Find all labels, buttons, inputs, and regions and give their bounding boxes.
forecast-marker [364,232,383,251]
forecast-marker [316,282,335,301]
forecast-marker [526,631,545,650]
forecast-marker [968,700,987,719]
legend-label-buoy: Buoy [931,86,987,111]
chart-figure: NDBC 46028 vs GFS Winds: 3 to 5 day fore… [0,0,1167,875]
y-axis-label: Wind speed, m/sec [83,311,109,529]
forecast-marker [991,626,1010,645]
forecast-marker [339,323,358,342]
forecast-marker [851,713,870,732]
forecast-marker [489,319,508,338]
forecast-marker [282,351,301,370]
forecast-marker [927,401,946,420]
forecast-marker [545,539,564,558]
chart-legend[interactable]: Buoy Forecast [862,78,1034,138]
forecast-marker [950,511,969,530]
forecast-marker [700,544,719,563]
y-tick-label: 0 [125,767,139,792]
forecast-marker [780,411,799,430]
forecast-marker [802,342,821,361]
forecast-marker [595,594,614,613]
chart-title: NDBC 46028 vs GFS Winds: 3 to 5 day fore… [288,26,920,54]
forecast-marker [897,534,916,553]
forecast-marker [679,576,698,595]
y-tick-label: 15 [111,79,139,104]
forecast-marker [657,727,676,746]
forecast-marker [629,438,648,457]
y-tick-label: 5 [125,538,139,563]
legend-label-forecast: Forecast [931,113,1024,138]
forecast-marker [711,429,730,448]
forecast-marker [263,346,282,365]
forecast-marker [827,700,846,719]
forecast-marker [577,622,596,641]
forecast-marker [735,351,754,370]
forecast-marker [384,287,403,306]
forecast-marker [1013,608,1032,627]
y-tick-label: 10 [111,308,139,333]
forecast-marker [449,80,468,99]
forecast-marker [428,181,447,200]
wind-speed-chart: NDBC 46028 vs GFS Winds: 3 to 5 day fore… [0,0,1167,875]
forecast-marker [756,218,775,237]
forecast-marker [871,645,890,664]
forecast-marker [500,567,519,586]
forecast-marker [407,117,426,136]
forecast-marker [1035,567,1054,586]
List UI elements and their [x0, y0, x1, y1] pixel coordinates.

··········

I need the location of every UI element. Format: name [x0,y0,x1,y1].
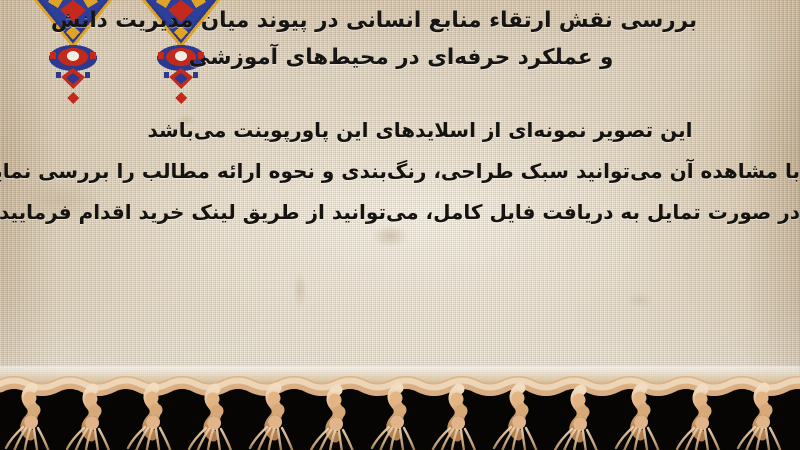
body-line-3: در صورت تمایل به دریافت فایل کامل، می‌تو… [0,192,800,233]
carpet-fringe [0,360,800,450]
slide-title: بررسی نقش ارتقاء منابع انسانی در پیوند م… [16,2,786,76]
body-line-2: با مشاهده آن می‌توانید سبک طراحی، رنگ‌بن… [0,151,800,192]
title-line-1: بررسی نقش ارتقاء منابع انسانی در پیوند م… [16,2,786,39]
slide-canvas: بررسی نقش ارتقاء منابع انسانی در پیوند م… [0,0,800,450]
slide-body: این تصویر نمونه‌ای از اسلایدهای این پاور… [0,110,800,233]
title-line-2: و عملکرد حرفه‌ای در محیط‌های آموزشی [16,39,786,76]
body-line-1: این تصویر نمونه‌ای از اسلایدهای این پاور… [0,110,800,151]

··········

→ **WRITTEN PROBLEM**: Lay out the stretch of entries from the line containing "body-line-3: در صورت" through the line containing "body-line-1: این تصویر" as a Markdown table with the columns Row and Entry, leaving out any blank lines.

→ **EXPECTED ANSWER**:
| Row | Entry |
|---|---|
| 1 | body-line-3: در صورت تمایل به دریافت فایل کامل، می‌تو… [0,192,800,233] |
| 2 | carpet-fringe [0,360,800,450] |
| 3 | slide-title: بررسی نقش ارتقاء منابع انسانی در پیوند م… [16,2,786,76] |
| 4 | body-line-2: با مشاهده آن می‌توانید سبک طراحی، رنگ‌بن… [0,151,800,192] |
| 5 | title-line-1: بررسی نقش ارتقاء منابع انسانی در پیوند م… [16,2,786,39] |
| 6 | slide-canvas: بررسی نقش ارتقاء منابع انسانی در پیوند م… [0,0,800,450] |
| 7 | slide-body: این تصویر نمونه‌ای از اسلایدهای این پاور… [0,110,800,233] |
| 8 | title-line-2: و عملکرد حرفه‌ای در محیط‌های آموزشی [16,39,786,76] |
| 9 | body-line-1: این تصویر نمونه‌ای از اسلایدهای این پاور… [0,110,800,151] |